(INPUT FOR THIS TASK)
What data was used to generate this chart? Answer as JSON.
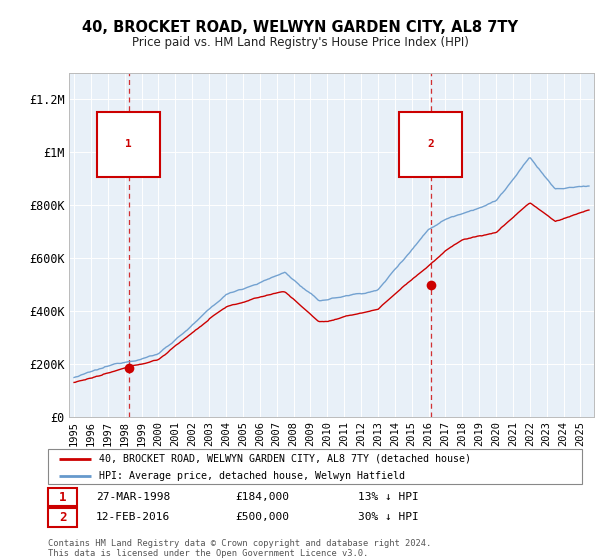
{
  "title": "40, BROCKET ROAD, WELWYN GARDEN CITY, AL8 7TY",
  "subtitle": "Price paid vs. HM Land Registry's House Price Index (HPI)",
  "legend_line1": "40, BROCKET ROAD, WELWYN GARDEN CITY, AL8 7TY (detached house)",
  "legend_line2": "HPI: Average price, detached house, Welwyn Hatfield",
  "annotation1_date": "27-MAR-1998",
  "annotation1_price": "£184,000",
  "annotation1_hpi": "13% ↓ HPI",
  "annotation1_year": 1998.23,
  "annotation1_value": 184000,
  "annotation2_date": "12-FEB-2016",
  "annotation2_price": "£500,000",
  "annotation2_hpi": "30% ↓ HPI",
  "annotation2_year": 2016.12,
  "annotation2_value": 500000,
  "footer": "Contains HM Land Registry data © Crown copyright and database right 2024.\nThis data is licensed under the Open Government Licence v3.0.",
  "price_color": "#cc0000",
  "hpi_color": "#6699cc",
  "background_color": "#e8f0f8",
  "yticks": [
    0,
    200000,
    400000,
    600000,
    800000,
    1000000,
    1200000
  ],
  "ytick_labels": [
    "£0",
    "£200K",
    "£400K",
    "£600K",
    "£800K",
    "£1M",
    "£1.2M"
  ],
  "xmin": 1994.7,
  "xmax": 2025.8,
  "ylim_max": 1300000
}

---

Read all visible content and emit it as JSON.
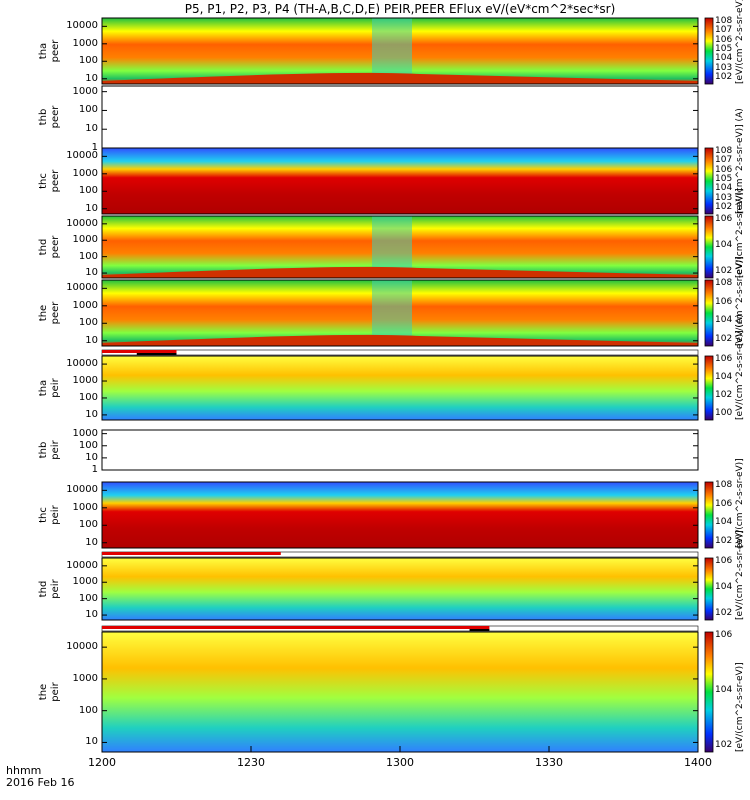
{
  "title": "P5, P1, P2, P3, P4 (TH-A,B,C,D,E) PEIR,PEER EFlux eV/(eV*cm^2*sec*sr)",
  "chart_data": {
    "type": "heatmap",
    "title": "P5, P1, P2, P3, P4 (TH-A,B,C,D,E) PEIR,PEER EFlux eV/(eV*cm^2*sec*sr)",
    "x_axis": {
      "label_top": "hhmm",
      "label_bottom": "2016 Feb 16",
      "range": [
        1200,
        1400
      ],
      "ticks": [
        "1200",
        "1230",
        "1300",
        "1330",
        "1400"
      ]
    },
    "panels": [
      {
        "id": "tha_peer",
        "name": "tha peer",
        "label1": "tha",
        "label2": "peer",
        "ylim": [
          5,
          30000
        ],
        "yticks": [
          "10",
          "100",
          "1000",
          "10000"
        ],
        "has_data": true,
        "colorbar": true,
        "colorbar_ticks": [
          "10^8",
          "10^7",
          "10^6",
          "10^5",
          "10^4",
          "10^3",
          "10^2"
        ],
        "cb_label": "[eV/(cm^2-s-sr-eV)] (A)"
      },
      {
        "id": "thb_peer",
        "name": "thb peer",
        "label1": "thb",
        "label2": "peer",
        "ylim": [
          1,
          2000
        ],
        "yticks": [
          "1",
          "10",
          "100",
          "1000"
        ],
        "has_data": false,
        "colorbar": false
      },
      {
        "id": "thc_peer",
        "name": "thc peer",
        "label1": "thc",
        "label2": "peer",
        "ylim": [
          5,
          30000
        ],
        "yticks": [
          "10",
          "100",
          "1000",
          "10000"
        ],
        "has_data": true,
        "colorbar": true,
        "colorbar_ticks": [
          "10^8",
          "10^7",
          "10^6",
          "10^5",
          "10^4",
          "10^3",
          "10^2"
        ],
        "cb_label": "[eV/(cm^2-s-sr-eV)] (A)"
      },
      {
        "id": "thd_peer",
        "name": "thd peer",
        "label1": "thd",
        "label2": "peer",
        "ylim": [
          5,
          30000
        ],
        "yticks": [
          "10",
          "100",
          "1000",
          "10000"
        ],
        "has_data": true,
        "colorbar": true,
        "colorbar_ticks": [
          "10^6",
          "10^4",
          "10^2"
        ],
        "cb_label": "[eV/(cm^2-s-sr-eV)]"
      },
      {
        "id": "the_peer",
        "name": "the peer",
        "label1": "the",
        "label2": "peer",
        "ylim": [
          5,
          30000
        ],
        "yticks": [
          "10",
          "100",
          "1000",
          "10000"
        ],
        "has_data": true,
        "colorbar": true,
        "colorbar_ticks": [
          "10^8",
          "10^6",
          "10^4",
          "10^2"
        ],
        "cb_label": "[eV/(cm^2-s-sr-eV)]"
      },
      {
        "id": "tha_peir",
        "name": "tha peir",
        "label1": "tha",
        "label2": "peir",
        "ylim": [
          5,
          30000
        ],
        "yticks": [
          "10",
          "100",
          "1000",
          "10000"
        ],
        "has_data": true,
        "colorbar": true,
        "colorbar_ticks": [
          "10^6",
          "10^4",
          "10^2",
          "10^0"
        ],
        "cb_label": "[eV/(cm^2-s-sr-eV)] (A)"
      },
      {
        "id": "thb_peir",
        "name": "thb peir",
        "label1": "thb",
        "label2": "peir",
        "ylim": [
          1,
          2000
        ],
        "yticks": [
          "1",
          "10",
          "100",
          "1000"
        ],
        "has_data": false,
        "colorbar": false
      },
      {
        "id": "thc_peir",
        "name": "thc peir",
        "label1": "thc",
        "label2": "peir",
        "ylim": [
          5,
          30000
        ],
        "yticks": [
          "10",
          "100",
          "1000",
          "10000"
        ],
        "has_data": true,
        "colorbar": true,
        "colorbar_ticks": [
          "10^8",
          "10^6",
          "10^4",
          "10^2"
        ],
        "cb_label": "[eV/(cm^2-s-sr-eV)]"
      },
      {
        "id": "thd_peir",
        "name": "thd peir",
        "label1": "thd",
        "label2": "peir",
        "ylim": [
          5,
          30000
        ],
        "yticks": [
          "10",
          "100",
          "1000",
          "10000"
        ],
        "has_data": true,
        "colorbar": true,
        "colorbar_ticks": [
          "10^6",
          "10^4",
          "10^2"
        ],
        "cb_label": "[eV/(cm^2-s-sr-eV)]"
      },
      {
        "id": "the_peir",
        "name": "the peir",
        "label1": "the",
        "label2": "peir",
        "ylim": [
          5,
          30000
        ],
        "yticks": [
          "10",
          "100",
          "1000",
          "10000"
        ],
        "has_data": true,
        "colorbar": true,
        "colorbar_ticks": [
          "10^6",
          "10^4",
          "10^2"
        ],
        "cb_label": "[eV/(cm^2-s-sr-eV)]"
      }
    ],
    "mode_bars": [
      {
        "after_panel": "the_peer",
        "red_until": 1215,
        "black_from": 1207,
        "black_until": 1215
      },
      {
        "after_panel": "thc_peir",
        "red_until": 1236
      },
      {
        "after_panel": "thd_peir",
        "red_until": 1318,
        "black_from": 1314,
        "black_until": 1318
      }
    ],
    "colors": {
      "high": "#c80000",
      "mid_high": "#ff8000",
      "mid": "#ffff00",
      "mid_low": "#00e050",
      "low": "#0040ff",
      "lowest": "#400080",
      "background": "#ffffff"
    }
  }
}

(REQUIRED WORK) Take every line from the data above that holds "EFlux" and copy it out.

(RESULT FOR THIS EXERCISE)
  "title": "P5, P1, P2, P3, P4 (TH-A,B,C,D,E) PEIR,PEER EFlux eV/(eV*cm^2*sec*sr)",
    "title": "P5, P1, P2, P3, P4 (TH-A,B,C,D,E) PEIR,PEER EFlux eV/(eV*cm^2*sec*sr)",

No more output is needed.